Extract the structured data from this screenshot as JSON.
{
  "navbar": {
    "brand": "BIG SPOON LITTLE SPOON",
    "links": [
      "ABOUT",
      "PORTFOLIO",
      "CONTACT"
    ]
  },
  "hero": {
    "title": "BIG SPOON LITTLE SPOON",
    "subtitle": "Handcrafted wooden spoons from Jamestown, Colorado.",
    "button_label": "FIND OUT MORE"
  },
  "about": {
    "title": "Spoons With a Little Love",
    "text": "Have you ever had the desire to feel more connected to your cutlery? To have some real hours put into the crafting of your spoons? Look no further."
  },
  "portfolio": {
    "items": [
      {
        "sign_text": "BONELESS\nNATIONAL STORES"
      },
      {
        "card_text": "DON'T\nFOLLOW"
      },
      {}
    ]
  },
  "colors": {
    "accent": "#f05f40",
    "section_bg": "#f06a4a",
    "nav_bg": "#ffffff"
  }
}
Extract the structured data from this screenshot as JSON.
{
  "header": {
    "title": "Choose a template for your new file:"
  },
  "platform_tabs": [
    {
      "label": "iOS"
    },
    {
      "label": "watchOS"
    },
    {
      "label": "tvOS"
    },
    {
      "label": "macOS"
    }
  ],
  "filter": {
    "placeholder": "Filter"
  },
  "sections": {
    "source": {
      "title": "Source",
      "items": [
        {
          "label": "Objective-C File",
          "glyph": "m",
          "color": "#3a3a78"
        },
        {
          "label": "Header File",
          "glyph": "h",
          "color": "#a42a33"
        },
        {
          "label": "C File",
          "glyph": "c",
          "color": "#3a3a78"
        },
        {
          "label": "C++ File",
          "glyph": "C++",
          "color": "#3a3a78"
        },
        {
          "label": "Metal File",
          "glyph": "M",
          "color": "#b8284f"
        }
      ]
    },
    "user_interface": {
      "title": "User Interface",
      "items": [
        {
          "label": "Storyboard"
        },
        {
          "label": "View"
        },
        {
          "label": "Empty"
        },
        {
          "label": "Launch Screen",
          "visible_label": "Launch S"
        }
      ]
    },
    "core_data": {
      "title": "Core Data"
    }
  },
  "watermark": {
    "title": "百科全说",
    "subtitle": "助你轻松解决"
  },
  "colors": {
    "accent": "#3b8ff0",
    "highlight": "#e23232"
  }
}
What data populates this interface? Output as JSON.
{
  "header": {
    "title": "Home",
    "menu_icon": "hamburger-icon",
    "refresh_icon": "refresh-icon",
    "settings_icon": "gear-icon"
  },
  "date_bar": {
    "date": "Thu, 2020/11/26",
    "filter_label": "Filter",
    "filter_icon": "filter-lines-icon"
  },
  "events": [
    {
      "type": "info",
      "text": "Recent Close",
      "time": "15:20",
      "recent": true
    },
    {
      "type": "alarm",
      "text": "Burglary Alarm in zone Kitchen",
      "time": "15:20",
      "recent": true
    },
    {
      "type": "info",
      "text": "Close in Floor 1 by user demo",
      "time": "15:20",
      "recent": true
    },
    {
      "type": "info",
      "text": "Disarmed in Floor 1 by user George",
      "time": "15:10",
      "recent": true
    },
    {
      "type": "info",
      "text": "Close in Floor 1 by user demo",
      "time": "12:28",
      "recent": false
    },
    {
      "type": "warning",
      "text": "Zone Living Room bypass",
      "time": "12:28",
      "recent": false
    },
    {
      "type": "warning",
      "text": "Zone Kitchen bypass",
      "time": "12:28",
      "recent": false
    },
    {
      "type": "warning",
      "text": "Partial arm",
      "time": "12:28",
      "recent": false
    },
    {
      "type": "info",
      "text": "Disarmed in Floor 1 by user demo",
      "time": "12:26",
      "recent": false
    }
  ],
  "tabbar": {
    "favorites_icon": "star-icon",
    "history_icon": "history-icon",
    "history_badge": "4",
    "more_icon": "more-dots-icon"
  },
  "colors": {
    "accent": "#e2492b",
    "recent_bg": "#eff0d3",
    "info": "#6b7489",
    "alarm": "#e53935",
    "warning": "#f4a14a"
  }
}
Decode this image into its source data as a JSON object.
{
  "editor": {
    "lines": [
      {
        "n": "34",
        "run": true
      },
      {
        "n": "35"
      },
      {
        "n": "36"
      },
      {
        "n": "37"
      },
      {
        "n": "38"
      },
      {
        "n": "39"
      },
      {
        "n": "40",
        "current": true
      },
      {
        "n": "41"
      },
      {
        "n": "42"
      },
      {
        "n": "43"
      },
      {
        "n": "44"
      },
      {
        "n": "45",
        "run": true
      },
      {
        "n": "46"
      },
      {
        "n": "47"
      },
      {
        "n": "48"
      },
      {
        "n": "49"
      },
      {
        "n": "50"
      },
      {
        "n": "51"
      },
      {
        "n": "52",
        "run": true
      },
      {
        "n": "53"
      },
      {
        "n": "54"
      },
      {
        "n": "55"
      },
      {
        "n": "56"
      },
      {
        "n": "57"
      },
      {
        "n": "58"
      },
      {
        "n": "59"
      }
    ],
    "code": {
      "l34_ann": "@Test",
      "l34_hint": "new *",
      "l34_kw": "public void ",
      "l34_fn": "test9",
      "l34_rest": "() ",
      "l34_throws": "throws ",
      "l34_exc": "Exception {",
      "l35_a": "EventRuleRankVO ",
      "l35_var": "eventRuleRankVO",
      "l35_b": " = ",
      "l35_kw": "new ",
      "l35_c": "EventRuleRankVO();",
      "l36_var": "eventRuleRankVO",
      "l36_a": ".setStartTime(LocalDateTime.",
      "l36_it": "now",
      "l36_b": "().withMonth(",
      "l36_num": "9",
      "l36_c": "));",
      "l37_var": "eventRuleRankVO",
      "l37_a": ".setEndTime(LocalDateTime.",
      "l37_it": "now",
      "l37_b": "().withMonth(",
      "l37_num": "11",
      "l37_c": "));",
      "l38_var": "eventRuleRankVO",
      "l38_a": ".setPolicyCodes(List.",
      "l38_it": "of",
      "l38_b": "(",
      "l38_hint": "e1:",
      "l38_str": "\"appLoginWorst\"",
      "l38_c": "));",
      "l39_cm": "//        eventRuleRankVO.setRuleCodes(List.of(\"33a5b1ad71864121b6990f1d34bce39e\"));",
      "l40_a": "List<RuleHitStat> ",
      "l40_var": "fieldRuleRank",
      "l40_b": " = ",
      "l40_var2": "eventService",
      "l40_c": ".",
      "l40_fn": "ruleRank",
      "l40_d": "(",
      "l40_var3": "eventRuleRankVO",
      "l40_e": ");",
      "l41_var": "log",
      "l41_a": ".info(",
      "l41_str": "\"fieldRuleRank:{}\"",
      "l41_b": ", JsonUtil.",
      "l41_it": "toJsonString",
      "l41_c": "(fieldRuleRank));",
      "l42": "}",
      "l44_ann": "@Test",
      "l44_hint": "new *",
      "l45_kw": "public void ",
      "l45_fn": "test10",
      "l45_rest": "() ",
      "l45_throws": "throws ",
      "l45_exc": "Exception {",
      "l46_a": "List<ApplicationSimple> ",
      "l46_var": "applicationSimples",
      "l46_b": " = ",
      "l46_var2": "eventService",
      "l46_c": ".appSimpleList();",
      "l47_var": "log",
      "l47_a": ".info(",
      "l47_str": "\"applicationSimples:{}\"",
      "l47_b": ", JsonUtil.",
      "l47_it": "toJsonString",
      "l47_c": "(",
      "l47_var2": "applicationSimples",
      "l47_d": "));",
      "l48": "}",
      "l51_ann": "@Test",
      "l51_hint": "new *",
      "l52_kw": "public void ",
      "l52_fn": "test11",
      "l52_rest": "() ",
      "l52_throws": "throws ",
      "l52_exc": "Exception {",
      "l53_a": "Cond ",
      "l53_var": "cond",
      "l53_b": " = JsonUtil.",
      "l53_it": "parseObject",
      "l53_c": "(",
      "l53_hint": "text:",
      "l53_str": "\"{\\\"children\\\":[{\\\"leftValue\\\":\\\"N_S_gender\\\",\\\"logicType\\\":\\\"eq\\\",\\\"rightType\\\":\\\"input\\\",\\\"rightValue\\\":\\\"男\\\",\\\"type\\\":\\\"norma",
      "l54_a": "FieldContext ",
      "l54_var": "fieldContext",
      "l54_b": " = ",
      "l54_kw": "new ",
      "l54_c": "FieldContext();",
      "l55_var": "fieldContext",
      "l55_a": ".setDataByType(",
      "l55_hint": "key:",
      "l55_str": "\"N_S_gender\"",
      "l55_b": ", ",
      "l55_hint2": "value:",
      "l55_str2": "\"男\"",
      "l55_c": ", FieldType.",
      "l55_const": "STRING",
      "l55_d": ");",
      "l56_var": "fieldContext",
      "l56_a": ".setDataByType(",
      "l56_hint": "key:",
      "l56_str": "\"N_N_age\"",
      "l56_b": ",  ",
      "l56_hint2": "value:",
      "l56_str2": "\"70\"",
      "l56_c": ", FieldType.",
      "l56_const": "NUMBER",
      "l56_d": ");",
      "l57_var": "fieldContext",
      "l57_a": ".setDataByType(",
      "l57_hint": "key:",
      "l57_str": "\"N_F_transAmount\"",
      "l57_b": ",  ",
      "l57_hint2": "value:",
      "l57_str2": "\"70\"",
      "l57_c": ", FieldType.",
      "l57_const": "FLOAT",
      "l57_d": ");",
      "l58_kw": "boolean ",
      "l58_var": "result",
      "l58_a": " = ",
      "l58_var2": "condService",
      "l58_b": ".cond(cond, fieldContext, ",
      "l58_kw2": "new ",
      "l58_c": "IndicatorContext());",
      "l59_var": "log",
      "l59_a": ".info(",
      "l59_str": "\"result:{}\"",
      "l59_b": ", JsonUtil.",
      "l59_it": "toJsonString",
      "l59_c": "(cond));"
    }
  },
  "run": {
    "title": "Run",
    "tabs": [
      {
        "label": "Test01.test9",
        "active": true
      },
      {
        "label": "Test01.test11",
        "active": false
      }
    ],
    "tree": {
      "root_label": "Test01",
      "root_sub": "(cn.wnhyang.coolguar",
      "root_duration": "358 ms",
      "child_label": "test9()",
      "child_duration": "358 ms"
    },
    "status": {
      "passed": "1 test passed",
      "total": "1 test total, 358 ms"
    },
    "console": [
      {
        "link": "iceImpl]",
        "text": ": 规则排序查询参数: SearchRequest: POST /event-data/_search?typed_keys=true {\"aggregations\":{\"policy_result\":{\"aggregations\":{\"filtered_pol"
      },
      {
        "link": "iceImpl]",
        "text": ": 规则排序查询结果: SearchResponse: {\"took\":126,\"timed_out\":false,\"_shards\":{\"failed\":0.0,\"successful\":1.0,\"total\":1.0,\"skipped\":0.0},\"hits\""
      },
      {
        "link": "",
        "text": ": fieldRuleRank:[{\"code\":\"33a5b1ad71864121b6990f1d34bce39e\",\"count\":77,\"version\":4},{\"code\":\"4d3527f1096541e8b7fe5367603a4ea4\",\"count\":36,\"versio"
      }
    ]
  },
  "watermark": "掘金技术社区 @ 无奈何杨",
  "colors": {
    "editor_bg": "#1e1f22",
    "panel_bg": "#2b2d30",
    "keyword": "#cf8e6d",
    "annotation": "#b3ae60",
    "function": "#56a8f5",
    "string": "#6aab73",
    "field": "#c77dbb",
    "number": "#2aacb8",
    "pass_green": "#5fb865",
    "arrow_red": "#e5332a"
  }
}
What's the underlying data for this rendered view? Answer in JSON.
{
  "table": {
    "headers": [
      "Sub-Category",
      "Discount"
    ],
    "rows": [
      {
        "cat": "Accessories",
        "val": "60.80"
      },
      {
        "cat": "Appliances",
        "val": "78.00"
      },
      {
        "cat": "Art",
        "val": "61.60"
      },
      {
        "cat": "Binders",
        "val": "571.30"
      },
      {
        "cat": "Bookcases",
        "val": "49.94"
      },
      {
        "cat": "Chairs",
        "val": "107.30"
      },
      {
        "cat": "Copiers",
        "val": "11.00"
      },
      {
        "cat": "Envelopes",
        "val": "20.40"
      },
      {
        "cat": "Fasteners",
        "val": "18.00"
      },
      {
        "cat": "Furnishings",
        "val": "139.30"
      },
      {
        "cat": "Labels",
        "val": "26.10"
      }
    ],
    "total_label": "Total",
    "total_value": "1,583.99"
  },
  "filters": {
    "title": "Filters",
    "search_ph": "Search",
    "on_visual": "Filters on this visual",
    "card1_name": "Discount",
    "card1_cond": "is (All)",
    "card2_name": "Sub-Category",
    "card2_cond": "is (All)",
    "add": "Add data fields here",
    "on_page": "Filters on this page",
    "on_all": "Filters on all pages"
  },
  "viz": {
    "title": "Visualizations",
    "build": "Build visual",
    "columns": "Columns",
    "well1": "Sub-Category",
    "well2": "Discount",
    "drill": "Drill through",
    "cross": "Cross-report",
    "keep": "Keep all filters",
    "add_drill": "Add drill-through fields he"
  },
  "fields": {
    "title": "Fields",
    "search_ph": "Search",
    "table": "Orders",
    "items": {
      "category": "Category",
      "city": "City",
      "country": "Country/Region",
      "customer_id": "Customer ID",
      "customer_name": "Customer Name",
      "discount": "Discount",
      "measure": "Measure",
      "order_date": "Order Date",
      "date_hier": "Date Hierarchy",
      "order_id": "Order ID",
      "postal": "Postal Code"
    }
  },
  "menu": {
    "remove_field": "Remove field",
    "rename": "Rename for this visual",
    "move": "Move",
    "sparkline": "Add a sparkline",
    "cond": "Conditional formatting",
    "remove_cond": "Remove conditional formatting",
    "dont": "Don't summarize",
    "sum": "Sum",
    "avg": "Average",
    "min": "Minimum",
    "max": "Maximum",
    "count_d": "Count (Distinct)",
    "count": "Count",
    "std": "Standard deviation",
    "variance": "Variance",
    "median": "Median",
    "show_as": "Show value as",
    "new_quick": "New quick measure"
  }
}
═══
* _Task to carry out_
Only the number is wanted: how many lines above include the word "JsonUtil"?

* _Completed task_
4